GOAL> Examine the records and identify each line that includes the string "ajan". Copy those lines.

━━━━━━━━━━━━━━━━━━━━━━━━━━━━━━

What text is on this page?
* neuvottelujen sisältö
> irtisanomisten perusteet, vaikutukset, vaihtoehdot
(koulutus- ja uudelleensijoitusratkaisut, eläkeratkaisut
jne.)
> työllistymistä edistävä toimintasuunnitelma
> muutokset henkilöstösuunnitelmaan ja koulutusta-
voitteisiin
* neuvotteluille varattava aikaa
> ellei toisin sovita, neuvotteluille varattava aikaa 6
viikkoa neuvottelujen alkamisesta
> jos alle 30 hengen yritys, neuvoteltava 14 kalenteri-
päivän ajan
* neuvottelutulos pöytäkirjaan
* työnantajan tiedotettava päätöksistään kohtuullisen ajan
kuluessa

━━━━━━━━━━━━━━━━━━━━━━━━━━━━━━

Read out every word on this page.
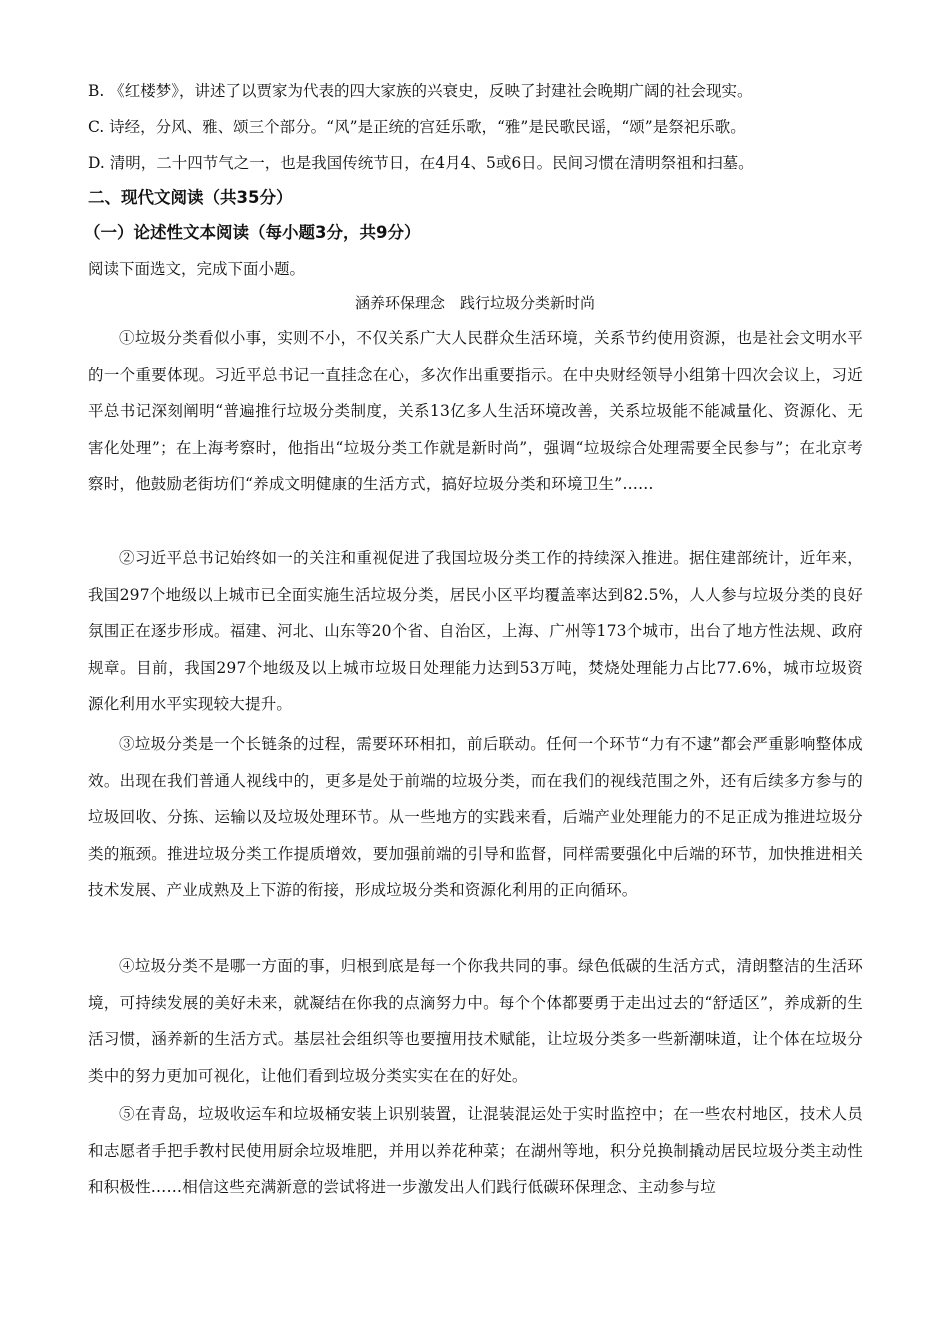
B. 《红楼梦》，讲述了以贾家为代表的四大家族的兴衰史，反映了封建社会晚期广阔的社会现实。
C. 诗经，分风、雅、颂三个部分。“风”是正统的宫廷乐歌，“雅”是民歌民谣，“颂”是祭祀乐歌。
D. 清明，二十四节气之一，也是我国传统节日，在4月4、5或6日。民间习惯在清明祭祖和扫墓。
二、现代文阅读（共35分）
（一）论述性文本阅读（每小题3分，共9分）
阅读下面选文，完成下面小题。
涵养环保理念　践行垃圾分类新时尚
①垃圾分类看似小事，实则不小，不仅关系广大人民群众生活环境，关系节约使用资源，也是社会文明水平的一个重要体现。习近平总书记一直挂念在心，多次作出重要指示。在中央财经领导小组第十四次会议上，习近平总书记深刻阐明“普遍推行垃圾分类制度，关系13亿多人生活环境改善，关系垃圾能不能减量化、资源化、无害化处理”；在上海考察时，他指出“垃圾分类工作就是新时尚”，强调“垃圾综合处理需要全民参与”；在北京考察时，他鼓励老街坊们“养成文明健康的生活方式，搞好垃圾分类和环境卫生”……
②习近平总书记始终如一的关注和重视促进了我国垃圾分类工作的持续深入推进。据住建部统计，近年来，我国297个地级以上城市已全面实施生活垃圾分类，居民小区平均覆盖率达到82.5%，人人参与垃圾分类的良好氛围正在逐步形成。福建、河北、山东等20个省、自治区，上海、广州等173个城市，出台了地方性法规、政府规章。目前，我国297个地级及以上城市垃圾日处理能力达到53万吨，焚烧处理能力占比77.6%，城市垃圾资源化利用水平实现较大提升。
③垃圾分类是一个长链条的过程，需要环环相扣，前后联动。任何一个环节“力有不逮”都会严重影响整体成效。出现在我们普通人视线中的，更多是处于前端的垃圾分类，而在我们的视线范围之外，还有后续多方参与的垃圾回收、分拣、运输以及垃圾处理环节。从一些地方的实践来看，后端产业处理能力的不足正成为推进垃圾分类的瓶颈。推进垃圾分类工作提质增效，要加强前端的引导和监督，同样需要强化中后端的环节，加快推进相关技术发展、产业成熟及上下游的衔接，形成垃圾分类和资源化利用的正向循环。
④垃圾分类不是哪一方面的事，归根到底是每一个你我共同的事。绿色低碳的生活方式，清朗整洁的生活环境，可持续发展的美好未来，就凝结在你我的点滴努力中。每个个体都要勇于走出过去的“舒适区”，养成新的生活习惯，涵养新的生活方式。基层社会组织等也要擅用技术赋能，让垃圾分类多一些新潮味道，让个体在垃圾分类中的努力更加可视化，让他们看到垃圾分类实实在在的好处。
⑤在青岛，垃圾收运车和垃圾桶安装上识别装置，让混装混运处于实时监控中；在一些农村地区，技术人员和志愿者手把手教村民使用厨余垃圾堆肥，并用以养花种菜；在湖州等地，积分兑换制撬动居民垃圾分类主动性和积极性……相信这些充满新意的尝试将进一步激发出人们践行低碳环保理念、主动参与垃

━━━━━━━━━━━━━━━━━━━━━━━━━━━━━━

RESPONSE TO THIS TASK>
päivän ajan
* työnantajan tiedotettava päätöksistään kohtuullisen ajan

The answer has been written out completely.